— DESCRIPTION OF THE TASK —
The data below needs to be returned exactly, line for line.
-- Start of DATA FOR THIS TASK --
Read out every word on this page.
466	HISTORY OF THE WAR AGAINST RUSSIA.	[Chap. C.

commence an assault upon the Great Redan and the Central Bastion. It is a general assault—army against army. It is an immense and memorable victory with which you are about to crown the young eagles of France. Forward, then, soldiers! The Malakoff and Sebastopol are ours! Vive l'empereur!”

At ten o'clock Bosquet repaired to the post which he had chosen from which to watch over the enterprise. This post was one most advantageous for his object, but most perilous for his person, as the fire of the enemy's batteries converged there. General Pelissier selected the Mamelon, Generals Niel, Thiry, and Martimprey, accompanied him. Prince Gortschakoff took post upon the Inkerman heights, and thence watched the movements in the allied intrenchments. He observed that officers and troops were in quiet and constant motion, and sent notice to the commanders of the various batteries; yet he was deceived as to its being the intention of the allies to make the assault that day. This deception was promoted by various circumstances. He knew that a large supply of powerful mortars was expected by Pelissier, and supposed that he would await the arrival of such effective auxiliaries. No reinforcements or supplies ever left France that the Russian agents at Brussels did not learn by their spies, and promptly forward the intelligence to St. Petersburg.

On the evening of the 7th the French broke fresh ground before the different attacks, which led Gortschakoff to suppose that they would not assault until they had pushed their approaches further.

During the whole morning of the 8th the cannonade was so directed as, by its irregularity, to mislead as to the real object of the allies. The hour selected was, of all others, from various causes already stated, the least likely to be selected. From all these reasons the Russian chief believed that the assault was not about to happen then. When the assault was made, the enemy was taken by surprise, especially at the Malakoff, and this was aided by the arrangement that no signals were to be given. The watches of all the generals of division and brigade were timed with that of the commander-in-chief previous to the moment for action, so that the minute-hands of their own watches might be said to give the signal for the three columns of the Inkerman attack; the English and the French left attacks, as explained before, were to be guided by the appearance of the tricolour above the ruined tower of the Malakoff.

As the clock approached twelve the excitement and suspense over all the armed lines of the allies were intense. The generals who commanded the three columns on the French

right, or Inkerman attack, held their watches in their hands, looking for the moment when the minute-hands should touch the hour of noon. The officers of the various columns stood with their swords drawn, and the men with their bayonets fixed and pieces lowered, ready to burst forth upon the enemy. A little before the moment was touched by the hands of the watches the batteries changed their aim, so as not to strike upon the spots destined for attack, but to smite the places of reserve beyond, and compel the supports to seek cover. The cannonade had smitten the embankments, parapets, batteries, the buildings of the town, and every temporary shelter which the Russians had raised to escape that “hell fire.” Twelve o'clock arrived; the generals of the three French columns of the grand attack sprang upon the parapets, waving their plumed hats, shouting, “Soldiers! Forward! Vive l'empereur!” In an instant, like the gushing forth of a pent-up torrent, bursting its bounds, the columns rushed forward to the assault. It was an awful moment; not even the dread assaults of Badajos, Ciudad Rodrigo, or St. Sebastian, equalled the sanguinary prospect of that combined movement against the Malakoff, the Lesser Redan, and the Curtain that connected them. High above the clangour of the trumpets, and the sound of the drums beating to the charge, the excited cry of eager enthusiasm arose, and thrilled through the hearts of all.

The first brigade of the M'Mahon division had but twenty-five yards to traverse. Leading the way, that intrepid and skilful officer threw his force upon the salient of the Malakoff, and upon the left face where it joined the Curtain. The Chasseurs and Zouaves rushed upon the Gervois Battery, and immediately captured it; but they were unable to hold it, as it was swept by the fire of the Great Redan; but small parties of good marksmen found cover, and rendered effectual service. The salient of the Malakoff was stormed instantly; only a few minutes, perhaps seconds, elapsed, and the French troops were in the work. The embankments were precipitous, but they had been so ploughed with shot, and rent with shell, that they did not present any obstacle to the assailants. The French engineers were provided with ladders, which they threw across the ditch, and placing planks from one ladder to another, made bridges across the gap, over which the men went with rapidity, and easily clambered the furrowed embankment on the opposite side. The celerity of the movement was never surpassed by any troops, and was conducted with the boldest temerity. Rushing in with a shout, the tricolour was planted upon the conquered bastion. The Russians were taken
-- End of DATA FOR THIS TASK --
— COMPLETED EXERCISE —
Read out every word on this page.
466	HISTORY OF THE WAR AGAINST RUSSIA.	[Chap. C.

commence an assault upon the Great Redan and the Central Bastion. It is a general assault—army against army. It is an immense and memorable victory with which you are about to crown the young eagles of France. Forward, then, soldiers! The Malakoff and Sebastopol are ours! Vive l'empereur!”

At ten o'clock Bosquet repaired to the post which he had chosen from which to watch over the enterprise. This post was one most advantageous for his object, but most perilous for his person, as the fire of the enemy's batteries converged there. General Pelissier selected the Mamelon, Generals Niel, Thiry, and Martimprey, accompanied him. Prince Gortschakoff took post upon the Inkerman heights, and thence watched the movements in the allied intrenchments. He observed that officers and troops were in quiet and constant motion, and sent notice to the commanders of the various batteries; yet he was deceived as to its being the intention of the allies to make the assault that day. This deception was promoted by various circumstances. He knew that a large supply of powerful mortars was expected by Pelissier, and supposed that he would await the arrival of such effective auxiliaries. No reinforcements or supplies ever left France that the Russian agents at Brussels did not learn by their spies, and promptly forward the intelligence to St. Petersburg.

On the evening of the 7th the French broke fresh ground before the different attacks, which led Gortschakoff to suppose that they would not assault until they had pushed their approaches further.

During the whole morning of the 8th the cannonade was so directed as, by its irregularity, to mislead as to the real object of the allies. The hour selected was, of all others, from various causes already stated, the least likely to be selected. From all these reasons the Russian chief believed that the assault was not about to happen then. When the assault was made, the enemy was taken by surprise, especially at the Malakoff, and this was aided by the arrangement that no signals were to be given. The watches of all the generals of division and brigade were timed with that of the commander-in-chief previous to the moment for action, so that the minute-hands of their own watches might be said to give the signal for the three columns of the Inkerman attack; the English and the French left attacks, as explained before, were to be guided by the appearance of the tricolour above the ruined tower of the Malakoff.

As the clock approached twelve the excitement and suspense over all the armed lines of the allies were intense. The generals who commanded the three columns on the French

right, or Inkerman attack, held their watches in their hands, looking for the moment when the minute-hands should touch the hour of noon. The officers of the various columns stood with their swords drawn, and the men with their bayonets fixed and pieces lowered, ready to burst forth upon the enemy. A little before the moment was touched by the hands of the watches the batteries changed their aim, so as not to strike upon the spots destined for attack, but to smite the places of reserve beyond, and compel the supports to seek cover. The cannonade had smitten the embankments, parapets, batteries, the buildings of the town, and every temporary shelter which the Russians had raised to escape that “hell fire.” Twelve o'clock arrived; the generals of the three French columns of the grand attack sprang upon the parapets, waving their plumed hats, shouting, “Soldiers! Forward! Vive l'empereur!” In an instant, like the gushing forth of a pent-up torrent, bursting its bounds, the columns rushed forward to the assault. It was an awful moment; not even the dread assaults of Badajos, Ciudad Rodrigo, or St. Sebastian, equalled the sanguinary prospect of that combined movement against the Malakoff, the Lesser Redan, and the Curtain that connected them. High above the clangour of the trumpets, and the sound of the drums beating to the charge, the excited cry of eager enthusiasm arose, and thrilled through the hearts of all.

The first brigade of the M'Mahon division had but twenty-five yards to traverse. Leading the way, that intrepid and skilful officer threw his force upon the salient of the Malakoff, and upon the left face where it joined the Curtain. The Chasseurs and Zouaves rushed upon the Gervois Battery, and immediately captured it; but they were unable to hold it, as it was swept by the fire of the Great Redan; but small parties of good marksmen found cover, and rendered effectual service. The salient of the Malakoff was stormed instantly; only a few minutes, perhaps seconds, elapsed, and the French troops were in the work. The embankments were precipitous, but they had been so ploughed with shot, and rent with shell, that they did not present any obstacle to the assailants. The French engineers were provided with ladders, which they threw across the ditch, and placing planks from one ladder to another, made bridges across the gap, over which the men went with rapidity, and easily clambered the furrowed embankment on the opposite side. The celerity of the movement was never surpassed by any troops, and was conducted with the boldest temerity. Rushing in with a shout, the tricolour was planted upon the conquered bastion. The Russians were taken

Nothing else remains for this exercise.